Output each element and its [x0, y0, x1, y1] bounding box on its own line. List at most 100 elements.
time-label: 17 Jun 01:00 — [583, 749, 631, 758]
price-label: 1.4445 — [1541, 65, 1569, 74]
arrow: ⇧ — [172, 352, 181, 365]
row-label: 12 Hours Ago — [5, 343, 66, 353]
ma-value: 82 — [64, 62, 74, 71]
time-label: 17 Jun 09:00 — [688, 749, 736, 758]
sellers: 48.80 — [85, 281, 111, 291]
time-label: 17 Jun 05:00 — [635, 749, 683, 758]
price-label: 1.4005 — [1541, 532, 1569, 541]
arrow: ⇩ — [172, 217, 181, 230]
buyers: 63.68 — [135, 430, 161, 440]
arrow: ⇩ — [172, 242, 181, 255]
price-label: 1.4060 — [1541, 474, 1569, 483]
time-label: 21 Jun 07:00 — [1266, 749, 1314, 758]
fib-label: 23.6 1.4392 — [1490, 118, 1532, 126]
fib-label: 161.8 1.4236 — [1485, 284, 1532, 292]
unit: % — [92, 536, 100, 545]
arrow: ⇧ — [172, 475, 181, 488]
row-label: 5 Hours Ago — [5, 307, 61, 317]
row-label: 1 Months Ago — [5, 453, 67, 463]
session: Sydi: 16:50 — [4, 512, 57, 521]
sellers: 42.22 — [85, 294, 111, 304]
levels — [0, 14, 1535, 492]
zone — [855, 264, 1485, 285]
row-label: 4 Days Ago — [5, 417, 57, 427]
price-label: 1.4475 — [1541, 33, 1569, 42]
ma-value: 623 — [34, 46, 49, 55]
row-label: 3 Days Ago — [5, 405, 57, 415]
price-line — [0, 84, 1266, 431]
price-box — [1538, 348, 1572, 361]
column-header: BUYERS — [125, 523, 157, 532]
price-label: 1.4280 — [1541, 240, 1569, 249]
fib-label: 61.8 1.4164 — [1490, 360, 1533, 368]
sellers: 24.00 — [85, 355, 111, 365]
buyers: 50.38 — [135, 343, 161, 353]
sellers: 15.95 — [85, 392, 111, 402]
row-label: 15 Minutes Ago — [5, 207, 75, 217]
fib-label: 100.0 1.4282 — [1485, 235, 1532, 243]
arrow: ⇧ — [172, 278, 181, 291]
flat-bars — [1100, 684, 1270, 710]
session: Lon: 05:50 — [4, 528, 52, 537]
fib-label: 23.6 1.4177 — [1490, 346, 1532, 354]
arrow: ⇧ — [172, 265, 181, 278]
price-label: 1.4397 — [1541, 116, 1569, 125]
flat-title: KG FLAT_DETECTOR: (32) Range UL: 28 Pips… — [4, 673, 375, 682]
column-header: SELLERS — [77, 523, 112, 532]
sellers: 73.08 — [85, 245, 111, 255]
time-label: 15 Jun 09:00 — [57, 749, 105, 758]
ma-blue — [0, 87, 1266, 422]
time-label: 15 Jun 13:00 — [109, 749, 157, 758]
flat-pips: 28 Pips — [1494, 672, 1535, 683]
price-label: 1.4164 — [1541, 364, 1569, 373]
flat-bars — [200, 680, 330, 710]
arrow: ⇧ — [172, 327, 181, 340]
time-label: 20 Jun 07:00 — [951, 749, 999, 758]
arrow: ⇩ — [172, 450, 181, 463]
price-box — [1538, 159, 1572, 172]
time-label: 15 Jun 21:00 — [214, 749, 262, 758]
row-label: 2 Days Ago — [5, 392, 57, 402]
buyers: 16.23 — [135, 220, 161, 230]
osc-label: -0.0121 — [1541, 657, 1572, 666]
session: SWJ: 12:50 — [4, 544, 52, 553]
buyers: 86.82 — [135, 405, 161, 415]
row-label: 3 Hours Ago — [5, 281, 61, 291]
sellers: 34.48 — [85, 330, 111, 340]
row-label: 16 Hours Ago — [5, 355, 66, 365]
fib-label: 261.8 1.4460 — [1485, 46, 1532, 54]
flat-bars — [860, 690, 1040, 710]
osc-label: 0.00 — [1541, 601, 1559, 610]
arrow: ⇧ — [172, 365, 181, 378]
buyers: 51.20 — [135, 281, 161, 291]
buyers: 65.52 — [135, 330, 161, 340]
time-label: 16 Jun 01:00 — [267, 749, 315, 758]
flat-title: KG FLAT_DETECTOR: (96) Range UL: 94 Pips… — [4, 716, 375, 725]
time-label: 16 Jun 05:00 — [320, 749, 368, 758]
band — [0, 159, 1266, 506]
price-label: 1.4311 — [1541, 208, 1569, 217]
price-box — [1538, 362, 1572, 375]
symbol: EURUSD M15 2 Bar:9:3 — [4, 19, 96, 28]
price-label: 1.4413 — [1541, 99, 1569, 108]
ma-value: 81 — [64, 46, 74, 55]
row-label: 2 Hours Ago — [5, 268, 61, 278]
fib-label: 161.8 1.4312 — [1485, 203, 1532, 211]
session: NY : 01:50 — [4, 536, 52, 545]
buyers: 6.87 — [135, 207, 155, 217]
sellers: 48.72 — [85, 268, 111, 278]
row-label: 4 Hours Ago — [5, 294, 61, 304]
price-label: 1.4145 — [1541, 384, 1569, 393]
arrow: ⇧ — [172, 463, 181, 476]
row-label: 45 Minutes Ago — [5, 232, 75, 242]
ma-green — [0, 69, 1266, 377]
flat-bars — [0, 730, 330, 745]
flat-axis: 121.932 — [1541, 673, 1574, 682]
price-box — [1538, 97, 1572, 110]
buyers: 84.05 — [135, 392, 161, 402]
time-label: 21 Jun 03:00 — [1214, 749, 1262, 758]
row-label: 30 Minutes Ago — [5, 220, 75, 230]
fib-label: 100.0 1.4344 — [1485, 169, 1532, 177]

----------

▶ What is asked
Please reproduce every line of the entries above word for word, keeping each line separate and in its original order.

▶ Response for this exercise
Output each element and its [x0, y0, x1, y1] bounding box on its own line. List at most 100 elements.
time-label: 17 Jun 01:00 — [583, 749, 631, 758]
price-label: 1.4445 — [1541, 65, 1569, 74]
arrow: ⇧ — [172, 352, 181, 365]
row-label: 12 Hours Ago — [5, 343, 66, 353]
ma-value: 82 — [64, 62, 74, 71]
time-label: 17 Jun 09:00 — [688, 749, 736, 758]
sellers: 48.80 — [85, 281, 111, 291]
time-label: 17 Jun 05:00 — [635, 749, 683, 758]
price-label: 1.4005 — [1541, 532, 1569, 541]
arrow: ⇩ — [172, 217, 181, 230]
buyers: 63.68 — [135, 430, 161, 440]
arrow: ⇩ — [172, 242, 181, 255]
price-label: 1.4060 — [1541, 474, 1569, 483]
time-label: 21 Jun 07:00 — [1266, 749, 1314, 758]
fib-label: 23.6 1.4392 — [1490, 118, 1532, 126]
fib-label: 161.8 1.4236 — [1485, 284, 1532, 292]
unit: % — [92, 536, 100, 545]
arrow: ⇧ — [172, 475, 181, 488]
row-label: 5 Hours Ago — [5, 307, 61, 317]
row-label: 1 Months Ago — [5, 453, 67, 463]
session: Sydi: 16:50 — [4, 512, 57, 521]
sellers: 42.22 — [85, 294, 111, 304]
levels — [0, 14, 1535, 492]
zone — [855, 264, 1485, 285]
row-label: 4 Days Ago — [5, 417, 57, 427]
price-label: 1.4475 — [1541, 33, 1569, 42]
ma-value: 623 — [34, 46, 49, 55]
row-label: 3 Days Ago — [5, 405, 57, 415]
price-line — [0, 84, 1266, 431]
price-box — [1538, 348, 1572, 361]
column-header: BUYERS — [125, 523, 157, 532]
price-label: 1.4280 — [1541, 240, 1569, 249]
fib-label: 61.8 1.4164 — [1490, 360, 1533, 368]
sellers: 24.00 — [85, 355, 111, 365]
buyers: 50.38 — [135, 343, 161, 353]
sellers: 15.95 — [85, 392, 111, 402]
row-label: 15 Minutes Ago — [5, 207, 75, 217]
fib-label: 100.0 1.4282 — [1485, 235, 1532, 243]
arrow: ⇧ — [172, 278, 181, 291]
flat-bars — [1100, 684, 1270, 710]
session: Lon: 05:50 — [4, 528, 52, 537]
fib-label: 23.6 1.4177 — [1490, 346, 1532, 354]
arrow: ⇧ — [172, 265, 181, 278]
price-label: 1.4397 — [1541, 116, 1569, 125]
flat-title: KG FLAT_DETECTOR: (32) Range UL: 28 Pips… — [4, 673, 375, 682]
column-header: SELLERS — [77, 523, 112, 532]
sellers: 73.08 — [85, 245, 111, 255]
time-label: 15 Jun 09:00 — [57, 749, 105, 758]
ma-blue — [0, 87, 1266, 422]
time-label: 15 Jun 13:00 — [109, 749, 157, 758]
flat-pips: 28 Pips — [1494, 672, 1535, 683]
price-label: 1.4164 — [1541, 364, 1569, 373]
flat-bars — [200, 680, 330, 710]
arrow: ⇧ — [172, 327, 181, 340]
time-label: 20 Jun 07:00 — [951, 749, 999, 758]
arrow: ⇩ — [172, 450, 181, 463]
price-box — [1538, 159, 1572, 172]
time-label: 15 Jun 21:00 — [214, 749, 262, 758]
row-label: 2 Days Ago — [5, 392, 57, 402]
buyers: 16.23 — [135, 220, 161, 230]
osc-label: -0.0121 — [1541, 657, 1572, 666]
session: SWJ: 12:50 — [4, 544, 52, 553]
buyers: 86.82 — [135, 405, 161, 415]
row-label: 3 Hours Ago — [5, 281, 61, 291]
sellers: 34.48 — [85, 330, 111, 340]
row-label: 16 Hours Ago — [5, 355, 66, 365]
fib-label: 261.8 1.4460 — [1485, 46, 1532, 54]
flat-bars — [860, 690, 1040, 710]
osc-label: 0.00 — [1541, 601, 1559, 610]
arrow: ⇧ — [172, 365, 181, 378]
buyers: 51.20 — [135, 281, 161, 291]
buyers: 65.52 — [135, 330, 161, 340]
time-label: 16 Jun 01:00 — [267, 749, 315, 758]
flat-title: KG FLAT_DETECTOR: (96) Range UL: 94 Pips… — [4, 716, 375, 725]
time-label: 16 Jun 05:00 — [320, 749, 368, 758]
band — [0, 159, 1266, 506]
price-label: 1.4311 — [1541, 208, 1569, 217]
price-box — [1538, 362, 1572, 375]
symbol: EURUSD M15 2 Bar:9:3 — [4, 19, 96, 28]
price-label: 1.4413 — [1541, 99, 1569, 108]
ma-value: 81 — [64, 46, 74, 55]
row-label: 2 Hours Ago — [5, 268, 61, 278]
fib-label: 161.8 1.4312 — [1485, 203, 1532, 211]
session: NY : 01:50 — [4, 536, 52, 545]
buyers: 6.87 — [135, 207, 155, 217]
sellers: 48.72 — [85, 268, 111, 278]
row-label: 4 Hours Ago — [5, 294, 61, 304]
price-label: 1.4145 — [1541, 384, 1569, 393]
arrow: ⇧ — [172, 463, 181, 476]
row-label: 45 Minutes Ago — [5, 232, 75, 242]
ma-green — [0, 69, 1266, 377]
flat-bars — [0, 730, 330, 745]
flat-axis: 121.932 — [1541, 673, 1574, 682]
price-box — [1538, 97, 1572, 110]
buyers: 84.05 — [135, 392, 161, 402]
time-label: 21 Jun 03:00 — [1214, 749, 1262, 758]
row-label: 30 Minutes Ago — [5, 220, 75, 230]
fib-label: 100.0 1.4344 — [1485, 169, 1532, 177]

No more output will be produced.